§ TASK TO COMPLETE
Set out the entries as a numbered list, starting at the first line and ending at the line that contains "- home-button[interactable]: [203, 859, 229, 885]", both included. Leave out any blank lines.

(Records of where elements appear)
((
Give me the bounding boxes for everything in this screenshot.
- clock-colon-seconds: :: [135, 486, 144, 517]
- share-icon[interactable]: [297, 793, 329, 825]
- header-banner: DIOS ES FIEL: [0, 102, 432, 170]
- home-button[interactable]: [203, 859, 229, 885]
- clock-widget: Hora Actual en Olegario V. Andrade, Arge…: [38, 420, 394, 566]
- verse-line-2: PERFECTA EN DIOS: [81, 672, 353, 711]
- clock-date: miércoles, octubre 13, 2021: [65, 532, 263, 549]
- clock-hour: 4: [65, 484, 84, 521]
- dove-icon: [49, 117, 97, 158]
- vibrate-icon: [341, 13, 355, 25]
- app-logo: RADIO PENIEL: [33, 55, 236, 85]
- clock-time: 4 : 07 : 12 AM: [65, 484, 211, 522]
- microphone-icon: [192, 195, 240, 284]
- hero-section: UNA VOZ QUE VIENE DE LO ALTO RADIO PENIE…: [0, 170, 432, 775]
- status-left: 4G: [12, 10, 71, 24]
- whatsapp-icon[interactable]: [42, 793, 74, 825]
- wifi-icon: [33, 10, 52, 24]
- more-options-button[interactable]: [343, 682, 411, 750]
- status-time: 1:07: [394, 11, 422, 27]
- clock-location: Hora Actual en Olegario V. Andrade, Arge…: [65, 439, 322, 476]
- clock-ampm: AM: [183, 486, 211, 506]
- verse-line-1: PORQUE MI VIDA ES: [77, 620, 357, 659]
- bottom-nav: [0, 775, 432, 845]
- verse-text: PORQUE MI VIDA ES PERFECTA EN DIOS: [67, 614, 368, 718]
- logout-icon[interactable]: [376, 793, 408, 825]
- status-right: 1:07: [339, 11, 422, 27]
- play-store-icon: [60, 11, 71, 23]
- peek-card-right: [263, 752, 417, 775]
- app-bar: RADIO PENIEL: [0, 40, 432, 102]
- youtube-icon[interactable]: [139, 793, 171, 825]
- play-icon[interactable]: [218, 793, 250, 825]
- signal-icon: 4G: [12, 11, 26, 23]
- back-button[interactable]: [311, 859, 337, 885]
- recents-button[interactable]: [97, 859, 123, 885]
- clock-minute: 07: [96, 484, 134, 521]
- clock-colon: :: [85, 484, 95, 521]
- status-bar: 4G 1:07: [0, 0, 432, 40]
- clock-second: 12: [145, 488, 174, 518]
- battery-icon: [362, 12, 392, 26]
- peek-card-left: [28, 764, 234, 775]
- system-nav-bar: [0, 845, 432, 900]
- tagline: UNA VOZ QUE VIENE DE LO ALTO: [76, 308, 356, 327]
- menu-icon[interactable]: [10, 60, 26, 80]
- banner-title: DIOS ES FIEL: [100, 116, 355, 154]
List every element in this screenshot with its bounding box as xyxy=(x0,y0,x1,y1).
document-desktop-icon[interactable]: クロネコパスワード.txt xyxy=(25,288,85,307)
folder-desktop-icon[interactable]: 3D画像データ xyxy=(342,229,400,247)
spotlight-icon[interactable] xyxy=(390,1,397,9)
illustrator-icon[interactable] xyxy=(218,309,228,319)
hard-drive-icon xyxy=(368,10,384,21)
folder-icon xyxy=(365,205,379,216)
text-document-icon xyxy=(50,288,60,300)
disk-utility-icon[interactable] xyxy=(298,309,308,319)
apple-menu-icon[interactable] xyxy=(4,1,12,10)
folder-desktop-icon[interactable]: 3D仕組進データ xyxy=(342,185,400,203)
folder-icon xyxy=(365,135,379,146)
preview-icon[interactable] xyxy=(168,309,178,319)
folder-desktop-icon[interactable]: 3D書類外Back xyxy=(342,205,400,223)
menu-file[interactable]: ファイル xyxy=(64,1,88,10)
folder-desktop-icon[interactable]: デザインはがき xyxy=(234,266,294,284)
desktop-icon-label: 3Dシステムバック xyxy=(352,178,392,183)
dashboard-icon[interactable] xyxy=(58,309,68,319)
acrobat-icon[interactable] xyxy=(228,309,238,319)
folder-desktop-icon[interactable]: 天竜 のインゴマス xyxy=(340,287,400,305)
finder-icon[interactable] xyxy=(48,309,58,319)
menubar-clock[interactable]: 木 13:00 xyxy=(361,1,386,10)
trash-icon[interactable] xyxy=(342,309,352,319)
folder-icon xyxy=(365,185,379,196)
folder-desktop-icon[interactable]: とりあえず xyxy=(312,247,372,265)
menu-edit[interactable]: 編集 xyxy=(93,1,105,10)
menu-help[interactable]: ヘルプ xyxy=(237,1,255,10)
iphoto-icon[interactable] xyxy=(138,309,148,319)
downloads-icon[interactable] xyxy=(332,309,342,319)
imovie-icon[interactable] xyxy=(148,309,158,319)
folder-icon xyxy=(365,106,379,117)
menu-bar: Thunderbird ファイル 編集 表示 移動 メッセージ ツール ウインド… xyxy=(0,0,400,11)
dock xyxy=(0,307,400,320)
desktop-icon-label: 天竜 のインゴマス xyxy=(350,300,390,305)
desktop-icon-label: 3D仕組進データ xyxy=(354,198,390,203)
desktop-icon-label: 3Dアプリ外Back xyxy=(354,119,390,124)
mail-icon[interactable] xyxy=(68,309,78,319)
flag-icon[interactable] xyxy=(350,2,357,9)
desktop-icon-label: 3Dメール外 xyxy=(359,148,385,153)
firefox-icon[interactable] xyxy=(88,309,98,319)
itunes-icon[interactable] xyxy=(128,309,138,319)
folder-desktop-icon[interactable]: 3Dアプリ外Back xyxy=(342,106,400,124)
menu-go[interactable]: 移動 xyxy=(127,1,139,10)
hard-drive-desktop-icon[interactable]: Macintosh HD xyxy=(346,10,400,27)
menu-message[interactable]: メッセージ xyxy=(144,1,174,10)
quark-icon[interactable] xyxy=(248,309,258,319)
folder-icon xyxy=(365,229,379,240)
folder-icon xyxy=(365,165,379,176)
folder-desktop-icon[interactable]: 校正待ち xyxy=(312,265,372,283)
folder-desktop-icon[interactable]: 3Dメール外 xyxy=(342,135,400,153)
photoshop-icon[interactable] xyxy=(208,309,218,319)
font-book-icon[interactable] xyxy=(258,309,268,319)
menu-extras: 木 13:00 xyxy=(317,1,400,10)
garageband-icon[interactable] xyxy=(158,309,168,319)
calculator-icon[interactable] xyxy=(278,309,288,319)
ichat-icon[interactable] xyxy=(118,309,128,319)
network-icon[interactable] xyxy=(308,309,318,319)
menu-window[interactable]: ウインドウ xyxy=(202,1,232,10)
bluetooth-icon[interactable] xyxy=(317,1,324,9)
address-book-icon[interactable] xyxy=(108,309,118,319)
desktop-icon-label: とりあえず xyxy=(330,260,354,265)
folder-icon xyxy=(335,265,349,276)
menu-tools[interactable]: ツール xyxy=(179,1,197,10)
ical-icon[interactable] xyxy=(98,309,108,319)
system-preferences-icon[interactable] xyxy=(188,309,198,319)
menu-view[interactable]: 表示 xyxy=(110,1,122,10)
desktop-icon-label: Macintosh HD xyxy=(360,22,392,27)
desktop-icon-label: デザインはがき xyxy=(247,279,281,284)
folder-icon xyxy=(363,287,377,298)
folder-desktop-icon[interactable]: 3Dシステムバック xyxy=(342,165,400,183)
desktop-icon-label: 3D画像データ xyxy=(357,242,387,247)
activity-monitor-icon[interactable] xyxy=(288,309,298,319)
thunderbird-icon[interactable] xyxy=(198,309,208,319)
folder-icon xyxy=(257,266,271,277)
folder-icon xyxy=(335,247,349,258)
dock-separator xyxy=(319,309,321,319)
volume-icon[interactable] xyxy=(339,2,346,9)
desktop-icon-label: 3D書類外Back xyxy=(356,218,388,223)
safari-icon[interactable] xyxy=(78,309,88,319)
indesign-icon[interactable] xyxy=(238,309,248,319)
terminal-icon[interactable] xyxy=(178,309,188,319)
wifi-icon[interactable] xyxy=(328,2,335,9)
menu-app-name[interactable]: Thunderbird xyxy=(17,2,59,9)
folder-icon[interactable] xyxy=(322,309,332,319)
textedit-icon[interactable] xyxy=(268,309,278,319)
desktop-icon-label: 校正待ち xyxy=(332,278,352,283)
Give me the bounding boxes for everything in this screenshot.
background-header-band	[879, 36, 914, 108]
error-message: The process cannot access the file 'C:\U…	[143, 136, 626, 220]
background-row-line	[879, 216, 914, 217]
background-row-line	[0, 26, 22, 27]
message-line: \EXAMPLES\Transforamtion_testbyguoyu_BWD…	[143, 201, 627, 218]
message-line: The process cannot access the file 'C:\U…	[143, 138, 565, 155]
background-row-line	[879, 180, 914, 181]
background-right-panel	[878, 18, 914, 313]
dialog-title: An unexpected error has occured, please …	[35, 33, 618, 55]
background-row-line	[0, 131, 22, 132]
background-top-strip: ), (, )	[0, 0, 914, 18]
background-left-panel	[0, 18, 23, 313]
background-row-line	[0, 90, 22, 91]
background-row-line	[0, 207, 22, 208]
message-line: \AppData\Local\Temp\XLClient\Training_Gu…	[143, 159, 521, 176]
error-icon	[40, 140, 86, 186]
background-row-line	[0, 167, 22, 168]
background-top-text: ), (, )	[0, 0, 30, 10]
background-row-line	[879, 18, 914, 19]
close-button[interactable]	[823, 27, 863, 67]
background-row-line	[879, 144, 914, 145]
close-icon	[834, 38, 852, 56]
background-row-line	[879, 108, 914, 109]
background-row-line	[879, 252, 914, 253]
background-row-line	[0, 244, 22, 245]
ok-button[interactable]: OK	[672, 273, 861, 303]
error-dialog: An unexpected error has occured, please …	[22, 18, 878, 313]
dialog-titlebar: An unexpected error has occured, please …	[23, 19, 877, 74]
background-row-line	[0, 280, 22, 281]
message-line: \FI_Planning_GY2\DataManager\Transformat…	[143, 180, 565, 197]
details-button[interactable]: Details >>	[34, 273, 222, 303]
))
§ COMPLETE OUTPUT
1. Give me the bounding boxes for everything in this screenshot.
2. - clock-colon-seconds: :: [135, 486, 144, 517]
3. - share-icon[interactable]: [297, 793, 329, 825]
4. - header-banner: DIOS ES FIEL: [0, 102, 432, 170]
5. - home-button[interactable]: [203, 859, 229, 885]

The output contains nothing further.